▸ Given problem
Please output the records below in full, exactly as given, but without the images.

▸ Given records
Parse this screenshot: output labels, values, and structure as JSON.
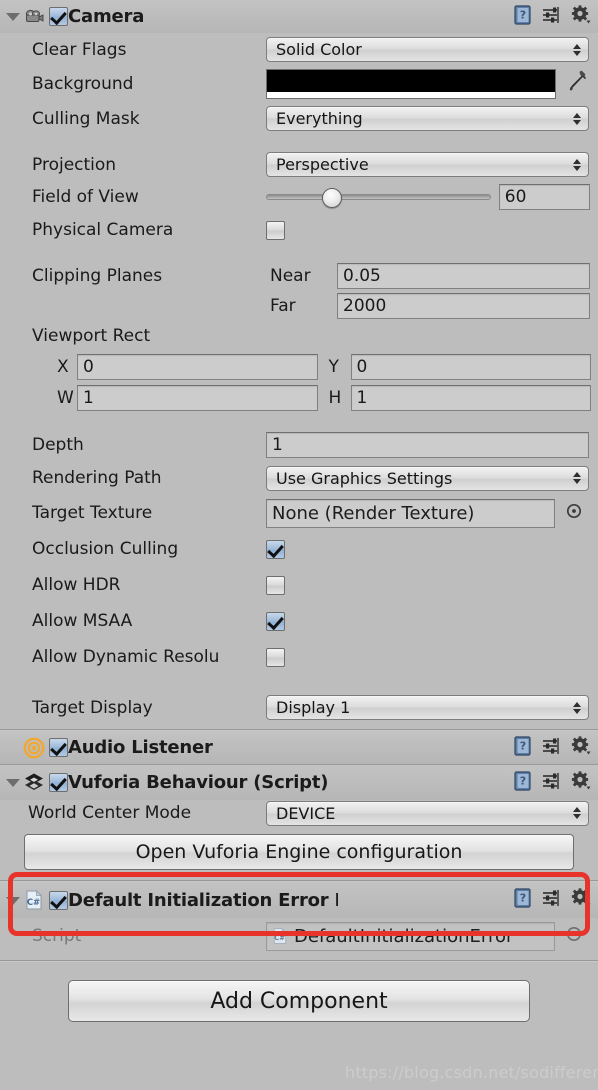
{
  "components": {
    "camera": {
      "title": "Camera",
      "icon": "camera-icon",
      "enabled": true,
      "expanded": true,
      "properties": {
        "clear_flags": {
          "label": "Clear Flags",
          "value": "Solid Color"
        },
        "background": {
          "label": "Background",
          "color": "#000000",
          "alpha_color": "#ffffff"
        },
        "culling_mask": {
          "label": "Culling Mask",
          "value": "Everything"
        },
        "projection": {
          "label": "Projection",
          "value": "Perspective"
        },
        "field_of_view": {
          "label": "Field of View",
          "value": "60",
          "slider_percent": 27
        },
        "physical_camera": {
          "label": "Physical Camera",
          "checked": false
        },
        "clipping_planes": {
          "label": "Clipping Planes",
          "near_label": "Near",
          "near_value": "0.05",
          "far_label": "Far",
          "far_value": "2000"
        },
        "viewport_rect": {
          "label": "Viewport Rect",
          "x_label": "X",
          "x_value": "0",
          "y_label": "Y",
          "y_value": "0",
          "w_label": "W",
          "w_value": "1",
          "h_label": "H",
          "h_value": "1"
        },
        "depth": {
          "label": "Depth",
          "value": "1"
        },
        "rendering_path": {
          "label": "Rendering Path",
          "value": "Use Graphics Settings"
        },
        "target_texture": {
          "label": "Target Texture",
          "value": "None (Render Texture)"
        },
        "occlusion_culling": {
          "label": "Occlusion Culling",
          "checked": true
        },
        "allow_hdr": {
          "label": "Allow HDR",
          "checked": false
        },
        "allow_msaa": {
          "label": "Allow MSAA",
          "checked": true
        },
        "allow_dynamic_resolution": {
          "label": "Allow Dynamic Resolu",
          "checked": false
        },
        "target_display": {
          "label": "Target Display",
          "value": "Display 1"
        }
      }
    },
    "audio_listener": {
      "title": "Audio Listener",
      "icon": "audio-listener-icon",
      "enabled": true,
      "expanded": false
    },
    "vuforia_behaviour": {
      "title": "Vuforia Behaviour (Script)",
      "icon": "vuforia-icon",
      "enabled": true,
      "expanded": true,
      "properties": {
        "world_center_mode": {
          "label": "World Center Mode",
          "value": "DEVICE"
        }
      },
      "open_config_button": "Open Vuforia Engine configuration"
    },
    "default_init_error_handler": {
      "title": "Default Initialization Error Hand",
      "icon": "csharp-script-icon",
      "enabled": true,
      "expanded": true,
      "properties": {
        "script": {
          "label": "Script",
          "value": "DefaultInitializationError"
        }
      }
    }
  },
  "footer": {
    "add_component_label": "Add Component"
  },
  "header_icons": {
    "help": "help-book-icon",
    "preset": "preset-sliders-icon",
    "settings": "gear-icon"
  },
  "watermark": "https://blog.csdn.net/sodifferent",
  "colors": {
    "panel_bg": "#bdbdbd",
    "highlight_red": "#e8332a",
    "checkbox_blue": "#9db9d9",
    "audio_icon_orange": "#f0a833"
  }
}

▸ Correct response
Parse this screenshot: output labels, values, and structure as JSON.
{
  "components": {
    "camera": {
      "title": "Camera",
      "icon": "camera-icon",
      "enabled": true,
      "expanded": true,
      "properties": {
        "clear_flags": {
          "label": "Clear Flags",
          "value": "Solid Color"
        },
        "background": {
          "label": "Background",
          "color": "#000000",
          "alpha_color": "#ffffff"
        },
        "culling_mask": {
          "label": "Culling Mask",
          "value": "Everything"
        },
        "projection": {
          "label": "Projection",
          "value": "Perspective"
        },
        "field_of_view": {
          "label": "Field of View",
          "value": "60",
          "slider_percent": 27
        },
        "physical_camera": {
          "label": "Physical Camera",
          "checked": false
        },
        "clipping_planes": {
          "label": "Clipping Planes",
          "near_label": "Near",
          "near_value": "0.05",
          "far_label": "Far",
          "far_value": "2000"
        },
        "viewport_rect": {
          "label": "Viewport Rect",
          "x_label": "X",
          "x_value": "0",
          "y_label": "Y",
          "y_value": "0",
          "w_label": "W",
          "w_value": "1",
          "h_label": "H",
          "h_value": "1"
        },
        "depth": {
          "label": "Depth",
          "value": "1"
        },
        "rendering_path": {
          "label": "Rendering Path",
          "value": "Use Graphics Settings"
        },
        "target_texture": {
          "label": "Target Texture",
          "value": "None (Render Texture)"
        },
        "occlusion_culling": {
          "label": "Occlusion Culling",
          "checked": true
        },
        "allow_hdr": {
          "label": "Allow HDR",
          "checked": false
        },
        "allow_msaa": {
          "label": "Allow MSAA",
          "checked": true
        },
        "allow_dynamic_resolution": {
          "label": "Allow Dynamic Resolu",
          "checked": false
        },
        "target_display": {
          "label": "Target Display",
          "value": "Display 1"
        }
      }
    },
    "audio_listener": {
      "title": "Audio Listener",
      "icon": "audio-listener-icon",
      "enabled": true,
      "expanded": false
    },
    "vuforia_behaviour": {
      "title": "Vuforia Behaviour (Script)",
      "icon": "vuforia-icon",
      "enabled": true,
      "expanded": true,
      "properties": {
        "world_center_mode": {
          "label": "World Center Mode",
          "value": "DEVICE"
        }
      },
      "open_config_button": "Open Vuforia Engine configuration"
    },
    "default_init_error_handler": {
      "title": "Default Initialization Error Hand",
      "icon": "csharp-script-icon",
      "enabled": true,
      "expanded": true,
      "properties": {
        "script": {
          "label": "Script",
          "value": "DefaultInitializationError"
        }
      }
    }
  },
  "footer": {
    "add_component_label": "Add Component"
  },
  "header_icons": {
    "help": "help-book-icon",
    "preset": "preset-sliders-icon",
    "settings": "gear-icon"
  },
  "watermark": "https://blog.csdn.net/sodifferent",
  "colors": {
    "panel_bg": "#bdbdbd",
    "highlight_red": "#e8332a",
    "checkbox_blue": "#9db9d9",
    "audio_icon_orange": "#f0a833"
  }
}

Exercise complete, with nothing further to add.